>> begin DATA LINES
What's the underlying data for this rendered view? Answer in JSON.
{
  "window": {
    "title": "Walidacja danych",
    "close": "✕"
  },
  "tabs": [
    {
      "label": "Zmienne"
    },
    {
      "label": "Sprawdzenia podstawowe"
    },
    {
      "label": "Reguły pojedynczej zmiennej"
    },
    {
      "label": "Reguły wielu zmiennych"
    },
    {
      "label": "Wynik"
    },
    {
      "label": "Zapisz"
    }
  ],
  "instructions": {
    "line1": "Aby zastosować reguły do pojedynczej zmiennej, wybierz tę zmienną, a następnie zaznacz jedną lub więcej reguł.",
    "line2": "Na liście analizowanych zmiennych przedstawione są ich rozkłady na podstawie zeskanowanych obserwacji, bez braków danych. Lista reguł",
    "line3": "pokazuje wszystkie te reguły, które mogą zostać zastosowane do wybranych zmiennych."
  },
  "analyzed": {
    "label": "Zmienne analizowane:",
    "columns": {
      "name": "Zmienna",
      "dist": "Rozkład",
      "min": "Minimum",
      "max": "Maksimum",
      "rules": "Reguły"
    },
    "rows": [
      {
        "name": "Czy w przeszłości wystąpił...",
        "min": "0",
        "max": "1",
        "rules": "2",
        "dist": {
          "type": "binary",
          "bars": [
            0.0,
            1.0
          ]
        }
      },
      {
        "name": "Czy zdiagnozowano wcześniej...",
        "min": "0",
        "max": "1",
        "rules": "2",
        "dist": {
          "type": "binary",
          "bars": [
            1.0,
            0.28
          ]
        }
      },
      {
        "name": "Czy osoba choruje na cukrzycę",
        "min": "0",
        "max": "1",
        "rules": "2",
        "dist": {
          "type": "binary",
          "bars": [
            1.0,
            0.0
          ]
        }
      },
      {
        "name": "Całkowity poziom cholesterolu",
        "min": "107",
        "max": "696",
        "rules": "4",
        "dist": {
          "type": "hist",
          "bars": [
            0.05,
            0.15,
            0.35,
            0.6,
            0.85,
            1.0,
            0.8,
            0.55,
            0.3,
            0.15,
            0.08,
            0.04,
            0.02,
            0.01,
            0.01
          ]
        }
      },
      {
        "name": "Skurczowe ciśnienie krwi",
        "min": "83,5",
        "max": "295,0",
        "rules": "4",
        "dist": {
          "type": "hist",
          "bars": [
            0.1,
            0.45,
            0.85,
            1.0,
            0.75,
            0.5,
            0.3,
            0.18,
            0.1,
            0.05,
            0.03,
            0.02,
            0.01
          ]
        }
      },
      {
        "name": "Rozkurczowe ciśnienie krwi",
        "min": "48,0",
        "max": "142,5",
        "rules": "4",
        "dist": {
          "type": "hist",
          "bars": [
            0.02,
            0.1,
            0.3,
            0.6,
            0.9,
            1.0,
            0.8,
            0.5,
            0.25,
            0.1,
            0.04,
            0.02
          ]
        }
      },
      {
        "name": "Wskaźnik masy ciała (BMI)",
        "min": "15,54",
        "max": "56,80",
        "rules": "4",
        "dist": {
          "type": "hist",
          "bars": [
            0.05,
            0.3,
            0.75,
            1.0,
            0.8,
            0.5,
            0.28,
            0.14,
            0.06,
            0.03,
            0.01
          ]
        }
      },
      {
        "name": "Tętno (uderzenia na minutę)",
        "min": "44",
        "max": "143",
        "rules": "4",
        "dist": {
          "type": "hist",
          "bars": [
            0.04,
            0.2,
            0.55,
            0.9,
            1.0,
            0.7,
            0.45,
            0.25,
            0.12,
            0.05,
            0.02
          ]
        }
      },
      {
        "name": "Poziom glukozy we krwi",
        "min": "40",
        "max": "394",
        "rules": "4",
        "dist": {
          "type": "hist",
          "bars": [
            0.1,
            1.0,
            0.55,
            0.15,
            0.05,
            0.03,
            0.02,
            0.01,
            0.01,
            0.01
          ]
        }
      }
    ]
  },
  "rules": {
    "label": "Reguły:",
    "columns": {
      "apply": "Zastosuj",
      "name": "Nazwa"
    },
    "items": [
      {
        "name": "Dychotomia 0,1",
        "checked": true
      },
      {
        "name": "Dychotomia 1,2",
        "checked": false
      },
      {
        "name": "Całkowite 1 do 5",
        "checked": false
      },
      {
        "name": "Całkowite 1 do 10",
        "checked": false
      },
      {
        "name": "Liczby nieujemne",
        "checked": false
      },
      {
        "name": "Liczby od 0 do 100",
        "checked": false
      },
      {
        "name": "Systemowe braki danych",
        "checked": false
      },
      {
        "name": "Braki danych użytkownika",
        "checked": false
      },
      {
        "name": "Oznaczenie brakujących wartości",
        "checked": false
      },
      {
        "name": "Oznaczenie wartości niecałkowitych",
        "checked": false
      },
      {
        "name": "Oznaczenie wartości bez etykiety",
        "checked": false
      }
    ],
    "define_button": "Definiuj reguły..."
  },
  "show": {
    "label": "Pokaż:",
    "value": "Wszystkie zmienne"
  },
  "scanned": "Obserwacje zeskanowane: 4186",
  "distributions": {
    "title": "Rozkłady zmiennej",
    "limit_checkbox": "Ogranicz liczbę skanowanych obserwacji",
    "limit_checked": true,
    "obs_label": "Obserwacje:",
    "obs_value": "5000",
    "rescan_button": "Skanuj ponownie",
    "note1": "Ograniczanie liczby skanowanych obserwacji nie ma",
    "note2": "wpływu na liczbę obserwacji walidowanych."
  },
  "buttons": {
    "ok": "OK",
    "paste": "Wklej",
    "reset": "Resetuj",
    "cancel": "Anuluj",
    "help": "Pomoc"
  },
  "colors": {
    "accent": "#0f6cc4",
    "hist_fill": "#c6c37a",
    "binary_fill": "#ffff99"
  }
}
>> end DATA LINES
WHAT IS ASKED ▸
The whole listing above needs to be written out again exactly.

OUTPUT OF THE TASK ▸
What's the underlying data for this rendered view? Answer in JSON.
{
  "window": {
    "title": "Walidacja danych",
    "close": "✕"
  },
  "tabs": [
    {
      "label": "Zmienne"
    },
    {
      "label": "Sprawdzenia podstawowe"
    },
    {
      "label": "Reguły pojedynczej zmiennej"
    },
    {
      "label": "Reguły wielu zmiennych"
    },
    {
      "label": "Wynik"
    },
    {
      "label": "Zapisz"
    }
  ],
  "instructions": {
    "line1": "Aby zastosować reguły do pojedynczej zmiennej, wybierz tę zmienną, a następnie zaznacz jedną lub więcej reguł.",
    "line2": "Na liście analizowanych zmiennych przedstawione są ich rozkłady na podstawie zeskanowanych obserwacji, bez braków danych. Lista reguł",
    "line3": "pokazuje wszystkie te reguły, które mogą zostać zastosowane do wybranych zmiennych."
  },
  "analyzed": {
    "label": "Zmienne analizowane:",
    "columns": {
      "name": "Zmienna",
      "dist": "Rozkład",
      "min": "Minimum",
      "max": "Maksimum",
      "rules": "Reguły"
    },
    "rows": [
      {
        "name": "Czy w przeszłości wystąpił...",
        "min": "0",
        "max": "1",
        "rules": "2",
        "dist": {
          "type": "binary",
          "bars": [
            0.0,
            1.0
          ]
        }
      },
      {
        "name": "Czy zdiagnozowano wcześniej...",
        "min": "0",
        "max": "1",
        "rules": "2",
        "dist": {
          "type": "binary",
          "bars": [
            1.0,
            0.28
          ]
        }
      },
      {
        "name": "Czy osoba choruje na cukrzycę",
        "min": "0",
        "max": "1",
        "rules": "2",
        "dist": {
          "type": "binary",
          "bars": [
            1.0,
            0.0
          ]
        }
      },
      {
        "name": "Całkowity poziom cholesterolu",
        "min": "107",
        "max": "696",
        "rules": "4",
        "dist": {
          "type": "hist",
          "bars": [
            0.05,
            0.15,
            0.35,
            0.6,
            0.85,
            1.0,
            0.8,
            0.55,
            0.3,
            0.15,
            0.08,
            0.04,
            0.02,
            0.01,
            0.01
          ]
        }
      },
      {
        "name": "Skurczowe ciśnienie krwi",
        "min": "83,5",
        "max": "295,0",
        "rules": "4",
        "dist": {
          "type": "hist",
          "bars": [
            0.1,
            0.45,
            0.85,
            1.0,
            0.75,
            0.5,
            0.3,
            0.18,
            0.1,
            0.05,
            0.03,
            0.02,
            0.01
          ]
        }
      },
      {
        "name": "Rozkurczowe ciśnienie krwi",
        "min": "48,0",
        "max": "142,5",
        "rules": "4",
        "dist": {
          "type": "hist",
          "bars": [
            0.02,
            0.1,
            0.3,
            0.6,
            0.9,
            1.0,
            0.8,
            0.5,
            0.25,
            0.1,
            0.04,
            0.02
          ]
        }
      },
      {
        "name": "Wskaźnik masy ciała (BMI)",
        "min": "15,54",
        "max": "56,80",
        "rules": "4",
        "dist": {
          "type": "hist",
          "bars": [
            0.05,
            0.3,
            0.75,
            1.0,
            0.8,
            0.5,
            0.28,
            0.14,
            0.06,
            0.03,
            0.01
          ]
        }
      },
      {
        "name": "Tętno (uderzenia na minutę)",
        "min": "44",
        "max": "143",
        "rules": "4",
        "dist": {
          "type": "hist",
          "bars": [
            0.04,
            0.2,
            0.55,
            0.9,
            1.0,
            0.7,
            0.45,
            0.25,
            0.12,
            0.05,
            0.02
          ]
        }
      },
      {
        "name": "Poziom glukozy we krwi",
        "min": "40",
        "max": "394",
        "rules": "4",
        "dist": {
          "type": "hist",
          "bars": [
            0.1,
            1.0,
            0.55,
            0.15,
            0.05,
            0.03,
            0.02,
            0.01,
            0.01,
            0.01
          ]
        }
      }
    ]
  },
  "rules": {
    "label": "Reguły:",
    "columns": {
      "apply": "Zastosuj",
      "name": "Nazwa"
    },
    "items": [
      {
        "name": "Dychotomia 0,1",
        "checked": true
      },
      {
        "name": "Dychotomia 1,2",
        "checked": false
      },
      {
        "name": "Całkowite 1 do 5",
        "checked": false
      },
      {
        "name": "Całkowite 1 do 10",
        "checked": false
      },
      {
        "name": "Liczby nieujemne",
        "checked": false
      },
      {
        "name": "Liczby od 0 do 100",
        "checked": false
      },
      {
        "name": "Systemowe braki danych",
        "checked": false
      },
      {
        "name": "Braki danych użytkownika",
        "checked": false
      },
      {
        "name": "Oznaczenie brakujących wartości",
        "checked": false
      },
      {
        "name": "Oznaczenie wartości niecałkowitych",
        "checked": false
      },
      {
        "name": "Oznaczenie wartości bez etykiety",
        "checked": false
      }
    ],
    "define_button": "Definiuj reguły..."
  },
  "show": {
    "label": "Pokaż:",
    "value": "Wszystkie zmienne"
  },
  "scanned": "Obserwacje zeskanowane: 4186",
  "distributions": {
    "title": "Rozkłady zmiennej",
    "limit_checkbox": "Ogranicz liczbę skanowanych obserwacji",
    "limit_checked": true,
    "obs_label": "Obserwacje:",
    "obs_value": "5000",
    "rescan_button": "Skanuj ponownie",
    "note1": "Ograniczanie liczby skanowanych obserwacji nie ma",
    "note2": "wpływu na liczbę obserwacji walidowanych."
  },
  "buttons": {
    "ok": "OK",
    "paste": "Wklej",
    "reset": "Resetuj",
    "cancel": "Anuluj",
    "help": "Pomoc"
  },
  "colors": {
    "accent": "#0f6cc4",
    "hist_fill": "#c6c37a",
    "binary_fill": "#ffff99"
  }
}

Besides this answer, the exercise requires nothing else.